◆ Exercise:
Copy each line of the data below exactly, leaving out pictures.

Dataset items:
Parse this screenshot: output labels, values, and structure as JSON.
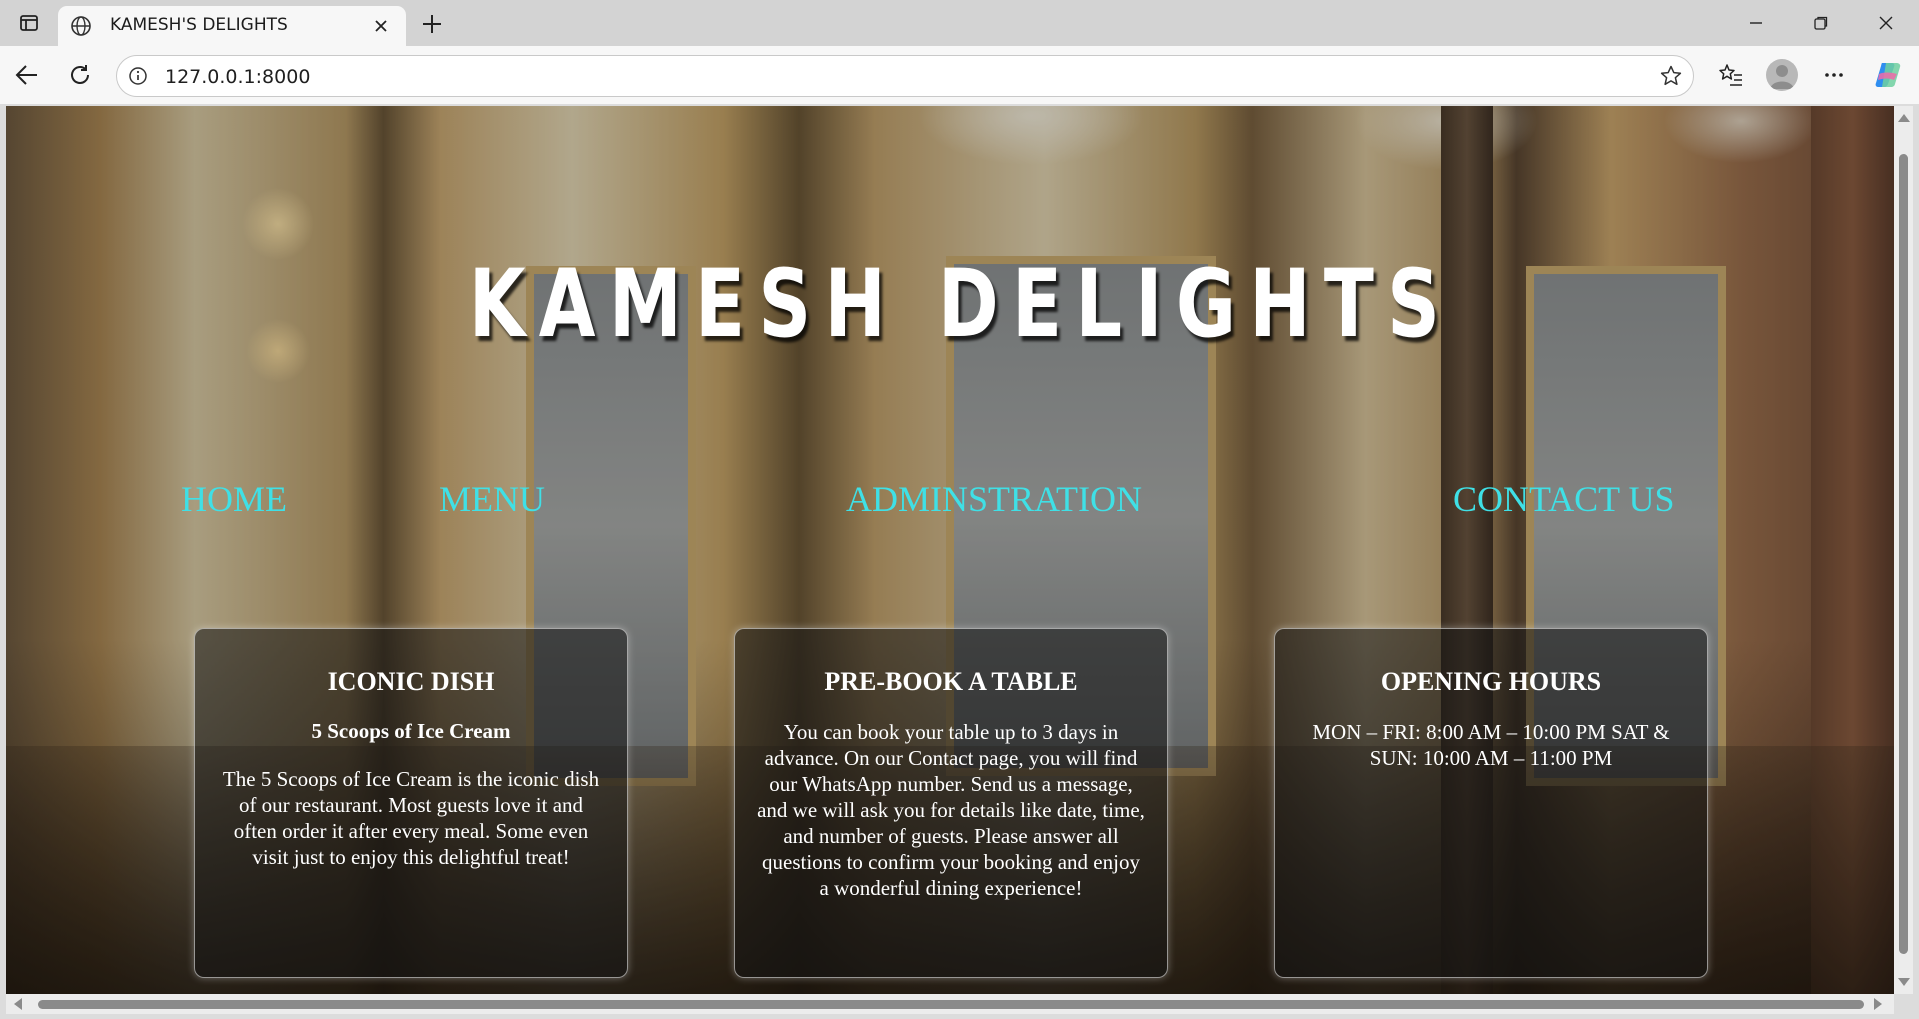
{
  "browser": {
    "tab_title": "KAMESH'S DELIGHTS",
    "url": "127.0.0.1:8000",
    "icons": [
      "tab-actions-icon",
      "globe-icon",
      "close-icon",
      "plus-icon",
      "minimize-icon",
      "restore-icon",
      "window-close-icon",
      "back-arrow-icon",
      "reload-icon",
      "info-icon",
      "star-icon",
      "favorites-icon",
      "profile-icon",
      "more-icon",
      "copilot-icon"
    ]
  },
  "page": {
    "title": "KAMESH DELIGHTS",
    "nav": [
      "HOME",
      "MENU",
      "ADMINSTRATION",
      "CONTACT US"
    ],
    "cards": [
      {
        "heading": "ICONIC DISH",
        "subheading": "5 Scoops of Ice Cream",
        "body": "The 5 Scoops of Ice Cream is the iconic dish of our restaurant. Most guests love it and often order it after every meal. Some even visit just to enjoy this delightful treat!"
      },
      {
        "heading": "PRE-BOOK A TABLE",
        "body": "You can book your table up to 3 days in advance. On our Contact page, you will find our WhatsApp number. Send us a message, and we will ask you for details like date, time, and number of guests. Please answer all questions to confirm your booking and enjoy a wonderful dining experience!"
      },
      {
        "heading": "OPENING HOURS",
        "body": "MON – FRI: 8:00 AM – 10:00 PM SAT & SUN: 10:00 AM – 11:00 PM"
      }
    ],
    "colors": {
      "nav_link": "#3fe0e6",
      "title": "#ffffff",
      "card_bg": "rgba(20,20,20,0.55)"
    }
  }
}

◆ Result of this task:
Parse this screenshot: output labels, values, and structure as JSON.
{
  "browser": {
    "tab_title": "KAMESH'S DELIGHTS",
    "url": "127.0.0.1:8000",
    "icons": [
      "tab-actions-icon",
      "globe-icon",
      "close-icon",
      "plus-icon",
      "minimize-icon",
      "restore-icon",
      "window-close-icon",
      "back-arrow-icon",
      "reload-icon",
      "info-icon",
      "star-icon",
      "favorites-icon",
      "profile-icon",
      "more-icon",
      "copilot-icon"
    ]
  },
  "page": {
    "title": "KAMESH DELIGHTS",
    "nav": [
      "HOME",
      "MENU",
      "ADMINSTRATION",
      "CONTACT US"
    ],
    "cards": [
      {
        "heading": "ICONIC DISH",
        "subheading": "5 Scoops of Ice Cream",
        "body": "The 5 Scoops of Ice Cream is the iconic dish of our restaurant. Most guests love it and often order it after every meal. Some even visit just to enjoy this delightful treat!"
      },
      {
        "heading": "PRE-BOOK A TABLE",
        "body": "You can book your table up to 3 days in advance. On our Contact page, you will find our WhatsApp number. Send us a message, and we will ask you for details like date, time, and number of guests. Please answer all questions to confirm your booking and enjoy a wonderful dining experience!"
      },
      {
        "heading": "OPENING HOURS",
        "body": "MON – FRI: 8:00 AM – 10:00 PM SAT & SUN: 10:00 AM – 11:00 PM"
      }
    ],
    "colors": {
      "nav_link": "#3fe0e6",
      "title": "#ffffff",
      "card_bg": "rgba(20,20,20,0.55)"
    }
  }
}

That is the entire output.